▸ **SELECTED PASSAGE**:
++++++

Skip to main content
This guide covers essential HDFS operations for managing datasets in the CircleNet Analytics project.

HDFS Command Structure

All HDFS commands follow this pattern:
hadoop/bin/hdfs dfs -<command> <arguments>
Breakdown:
  • hadoop/bin/hdfs - Main HDFS executable
  • dfs - Distributed File System parameter
  • -<command> - Specific operation (mkdir, put, get, cat, etc.)
  • <arguments> - Command-specific arguments
Most HDFS commands mirror Unix/Linux file system commands with a - prefix.

Setting Up Directory Structure

Creating Directories

1

Create Base User Directory

hdfs dfs -mkdir /user/ds503
Convention: /user/<username> for user-specific data
2

Create Project Directory

hdfs dfs -mkdir /circlenet
3

Create Dataset Directories

hdfs dfs -mkdir /circlenet/pages
hdfs dfs -mkdir /circlenet/follows
hdfs dfs -mkdir /circlenet/activitylog
4

Verify Directory Structure

hdfs dfs -ls /circlenet
Expected output:
drwxr-xr-x   - ds503 supergroup          0 2024-03-01 10:30 /circlenet/activitylog
drwxr-xr-x   - ds503 supergroup          0 2024-03-01 10:30 /circlenet/follows
drwxr-xr-x   - ds503 supergroup          0 2024-03-01 10:30 /circlenet/pages

Directory Structure Overview

/
├── user/
│   └── ds503/
└── circlenet/
    ├── pages/
    │   └── CircleNetPage.csv
    ├── follows/
    │   └── Follows.csv
    ├── activitylog/
    │   └── ActivityLog.csv
    └── output/
        ├── taskA/
        ├── taskB/
        └── ...

++++++

▸ **PROVIDED MATERIAL**:
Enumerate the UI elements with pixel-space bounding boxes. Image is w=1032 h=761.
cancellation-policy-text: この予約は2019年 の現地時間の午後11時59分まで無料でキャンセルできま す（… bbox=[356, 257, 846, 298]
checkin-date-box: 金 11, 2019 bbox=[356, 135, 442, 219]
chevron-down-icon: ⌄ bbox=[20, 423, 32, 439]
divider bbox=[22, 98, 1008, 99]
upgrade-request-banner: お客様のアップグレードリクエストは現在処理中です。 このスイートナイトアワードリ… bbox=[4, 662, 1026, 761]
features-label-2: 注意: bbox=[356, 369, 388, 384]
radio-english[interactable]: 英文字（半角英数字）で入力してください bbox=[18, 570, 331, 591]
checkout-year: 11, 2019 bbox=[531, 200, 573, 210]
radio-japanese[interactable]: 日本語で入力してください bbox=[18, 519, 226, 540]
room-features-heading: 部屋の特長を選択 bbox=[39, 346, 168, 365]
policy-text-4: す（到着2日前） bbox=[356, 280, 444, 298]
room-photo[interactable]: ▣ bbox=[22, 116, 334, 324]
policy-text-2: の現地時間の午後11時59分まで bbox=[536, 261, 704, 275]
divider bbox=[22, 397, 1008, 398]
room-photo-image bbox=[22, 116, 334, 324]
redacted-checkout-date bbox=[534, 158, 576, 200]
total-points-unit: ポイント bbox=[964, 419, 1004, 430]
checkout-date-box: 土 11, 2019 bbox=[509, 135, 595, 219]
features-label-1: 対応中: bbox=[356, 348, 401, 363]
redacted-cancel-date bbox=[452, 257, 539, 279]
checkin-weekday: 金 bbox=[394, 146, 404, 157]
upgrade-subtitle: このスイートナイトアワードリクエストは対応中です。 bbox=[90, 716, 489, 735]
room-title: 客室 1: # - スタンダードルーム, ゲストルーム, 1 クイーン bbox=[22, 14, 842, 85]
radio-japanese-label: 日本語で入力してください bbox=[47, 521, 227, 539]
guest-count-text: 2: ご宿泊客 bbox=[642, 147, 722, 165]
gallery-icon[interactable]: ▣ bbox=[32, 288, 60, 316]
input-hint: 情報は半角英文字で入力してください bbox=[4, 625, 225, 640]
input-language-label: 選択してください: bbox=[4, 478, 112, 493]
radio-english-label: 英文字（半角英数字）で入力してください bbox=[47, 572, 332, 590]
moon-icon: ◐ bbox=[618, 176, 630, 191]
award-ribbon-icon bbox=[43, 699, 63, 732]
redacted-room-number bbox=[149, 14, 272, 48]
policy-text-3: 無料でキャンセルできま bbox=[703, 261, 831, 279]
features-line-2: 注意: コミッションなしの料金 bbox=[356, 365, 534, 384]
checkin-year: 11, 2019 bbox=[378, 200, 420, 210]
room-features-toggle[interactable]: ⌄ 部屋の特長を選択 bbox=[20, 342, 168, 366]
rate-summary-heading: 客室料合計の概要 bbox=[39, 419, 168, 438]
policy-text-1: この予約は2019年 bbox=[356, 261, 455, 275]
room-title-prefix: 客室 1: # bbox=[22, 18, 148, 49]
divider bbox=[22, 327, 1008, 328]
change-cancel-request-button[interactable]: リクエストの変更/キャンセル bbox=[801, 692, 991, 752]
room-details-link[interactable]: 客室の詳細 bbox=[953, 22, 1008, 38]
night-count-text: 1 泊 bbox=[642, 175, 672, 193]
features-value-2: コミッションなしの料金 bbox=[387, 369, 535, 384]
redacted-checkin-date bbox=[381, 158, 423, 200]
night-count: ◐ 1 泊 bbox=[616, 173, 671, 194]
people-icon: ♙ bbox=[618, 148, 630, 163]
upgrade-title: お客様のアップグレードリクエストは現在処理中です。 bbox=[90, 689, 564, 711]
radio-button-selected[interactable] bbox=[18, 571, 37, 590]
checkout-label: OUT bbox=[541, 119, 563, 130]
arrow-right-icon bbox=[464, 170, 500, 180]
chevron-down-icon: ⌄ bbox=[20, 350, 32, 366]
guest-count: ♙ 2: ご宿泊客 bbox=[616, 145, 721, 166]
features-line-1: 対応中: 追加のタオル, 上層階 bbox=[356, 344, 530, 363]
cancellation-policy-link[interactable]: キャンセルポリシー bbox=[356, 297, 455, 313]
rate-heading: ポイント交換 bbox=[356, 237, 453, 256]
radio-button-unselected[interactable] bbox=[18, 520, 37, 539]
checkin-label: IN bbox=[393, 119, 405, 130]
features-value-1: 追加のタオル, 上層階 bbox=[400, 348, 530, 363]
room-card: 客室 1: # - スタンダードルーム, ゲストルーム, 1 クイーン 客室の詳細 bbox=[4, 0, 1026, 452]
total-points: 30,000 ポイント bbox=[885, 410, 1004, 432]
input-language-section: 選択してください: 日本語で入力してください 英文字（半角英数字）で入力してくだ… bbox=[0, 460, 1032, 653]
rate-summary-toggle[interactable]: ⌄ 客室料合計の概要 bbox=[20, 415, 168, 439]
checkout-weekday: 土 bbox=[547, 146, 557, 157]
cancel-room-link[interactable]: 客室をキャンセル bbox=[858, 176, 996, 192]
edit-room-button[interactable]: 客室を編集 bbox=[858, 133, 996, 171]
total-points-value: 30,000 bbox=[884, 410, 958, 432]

++++++

▸ **TASKS FOR THIS EXERCISE**:
#1 According to the HDFS guide, what directory convention is used for user-specific data?
#2 Extend the HDFS guide beyond its final line.
The items have no connection to the HDFS guide.

▸ **OUTPUTS IN ORDER**:
#1 The convention is /user/<username>.

#2
Loading Data into HDFS

Uploading CSV Files

1

Navigate to Data Directory

Inside the container, your mounted data is at:
cd /home/ds503/data
ls
Should show: CircleNetPage.csv, Follows.csv, ActivityLog.csv
2

Upload Files to HDFS

hdfs dfs -put data/CircleNetPage.csv /circlenet/pages/
hdfs dfs -put data/Follows.csv /circlenet/follows/
hdfs dfs -put data/ActivityLog.csv /circlenet/activitylog/
The put command uploads from local filesystem to HDFS.
3

Verify Upload

hdfs dfs -ls /circlenet/pages
hdfs dfs -ls /circlenet/follows
hdfs dfs -ls /circlenet/activitylog
Check file sizes match your local files.

Dataset Specifications

CircleNet Analytics datasets:
FileRecordsDescription
CircleNetPage.csv200,000User profiles (ID, NickName, JobTitle, RegionCode, FavoriteHobby)
Follows.csv20,000,000Follow relationships (ColRel, ID1, ID2, DateOfRelation, Description)
ActivityLog.csv10,000,000User actions (ActionId, ByWho, WhatPage, ActionType, ActionTime)
CSV files should NOT include column headers. Only data values, separated by commas.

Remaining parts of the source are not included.